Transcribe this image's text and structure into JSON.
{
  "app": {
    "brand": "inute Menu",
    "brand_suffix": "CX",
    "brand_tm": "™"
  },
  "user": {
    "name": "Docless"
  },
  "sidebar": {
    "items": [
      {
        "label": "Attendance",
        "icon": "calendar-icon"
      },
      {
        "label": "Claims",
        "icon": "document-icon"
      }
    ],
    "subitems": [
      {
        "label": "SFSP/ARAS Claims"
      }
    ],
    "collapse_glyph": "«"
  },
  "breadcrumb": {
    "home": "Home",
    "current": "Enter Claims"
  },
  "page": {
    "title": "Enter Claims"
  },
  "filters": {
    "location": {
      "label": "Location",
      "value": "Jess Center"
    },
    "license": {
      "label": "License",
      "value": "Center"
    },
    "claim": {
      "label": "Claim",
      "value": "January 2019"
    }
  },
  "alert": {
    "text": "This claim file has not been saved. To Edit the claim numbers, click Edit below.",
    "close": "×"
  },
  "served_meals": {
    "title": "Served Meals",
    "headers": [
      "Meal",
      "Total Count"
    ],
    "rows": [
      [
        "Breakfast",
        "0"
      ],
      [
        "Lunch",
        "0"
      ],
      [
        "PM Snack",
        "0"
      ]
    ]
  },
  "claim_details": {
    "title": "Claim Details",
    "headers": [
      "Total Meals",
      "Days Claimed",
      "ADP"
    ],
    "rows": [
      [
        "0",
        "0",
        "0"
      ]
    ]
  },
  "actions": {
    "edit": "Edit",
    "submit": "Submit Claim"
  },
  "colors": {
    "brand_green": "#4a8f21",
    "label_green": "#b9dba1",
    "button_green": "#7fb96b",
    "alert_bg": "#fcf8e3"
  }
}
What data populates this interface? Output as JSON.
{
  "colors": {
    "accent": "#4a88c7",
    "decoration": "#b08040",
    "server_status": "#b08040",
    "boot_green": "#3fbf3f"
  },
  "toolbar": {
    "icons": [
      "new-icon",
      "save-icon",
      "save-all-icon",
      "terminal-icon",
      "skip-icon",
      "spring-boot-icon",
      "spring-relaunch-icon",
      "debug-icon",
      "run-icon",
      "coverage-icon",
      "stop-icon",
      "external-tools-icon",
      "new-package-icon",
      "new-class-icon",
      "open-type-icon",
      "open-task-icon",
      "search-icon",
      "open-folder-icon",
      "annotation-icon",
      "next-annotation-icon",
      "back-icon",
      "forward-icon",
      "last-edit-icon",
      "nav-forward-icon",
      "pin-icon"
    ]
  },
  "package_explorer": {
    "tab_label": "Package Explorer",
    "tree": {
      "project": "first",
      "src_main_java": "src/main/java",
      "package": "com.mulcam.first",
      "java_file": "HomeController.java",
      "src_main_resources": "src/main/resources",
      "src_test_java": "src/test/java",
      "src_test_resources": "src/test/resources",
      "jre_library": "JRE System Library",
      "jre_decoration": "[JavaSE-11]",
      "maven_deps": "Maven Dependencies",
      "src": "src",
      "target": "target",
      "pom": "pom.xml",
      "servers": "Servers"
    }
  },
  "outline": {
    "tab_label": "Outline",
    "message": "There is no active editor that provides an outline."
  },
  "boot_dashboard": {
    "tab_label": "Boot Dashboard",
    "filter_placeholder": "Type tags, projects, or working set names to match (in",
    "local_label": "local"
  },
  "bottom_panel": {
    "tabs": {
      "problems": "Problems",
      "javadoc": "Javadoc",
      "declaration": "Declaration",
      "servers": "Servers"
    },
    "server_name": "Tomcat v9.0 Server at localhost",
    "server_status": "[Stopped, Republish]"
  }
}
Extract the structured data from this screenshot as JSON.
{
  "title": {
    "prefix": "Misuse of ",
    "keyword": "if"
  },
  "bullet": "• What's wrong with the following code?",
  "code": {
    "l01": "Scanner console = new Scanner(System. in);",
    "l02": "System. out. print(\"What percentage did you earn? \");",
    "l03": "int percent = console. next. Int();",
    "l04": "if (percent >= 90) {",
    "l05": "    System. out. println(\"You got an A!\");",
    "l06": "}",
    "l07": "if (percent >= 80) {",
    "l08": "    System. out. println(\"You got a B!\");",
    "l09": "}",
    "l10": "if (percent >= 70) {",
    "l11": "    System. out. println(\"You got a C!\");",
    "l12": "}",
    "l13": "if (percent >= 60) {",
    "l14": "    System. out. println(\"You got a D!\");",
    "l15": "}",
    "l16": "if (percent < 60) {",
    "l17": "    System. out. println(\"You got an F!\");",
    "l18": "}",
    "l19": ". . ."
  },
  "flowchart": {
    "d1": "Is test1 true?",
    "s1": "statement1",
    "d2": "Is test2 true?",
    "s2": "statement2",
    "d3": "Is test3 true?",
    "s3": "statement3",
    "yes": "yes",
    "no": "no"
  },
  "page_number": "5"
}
= = = = =
> Directions: Select every line of the records holding the string "title".

> Solution to this task:
    "title": "Enter Claims"
    "title": "Served Meals",
    "title": "Claim Details",
  "title": {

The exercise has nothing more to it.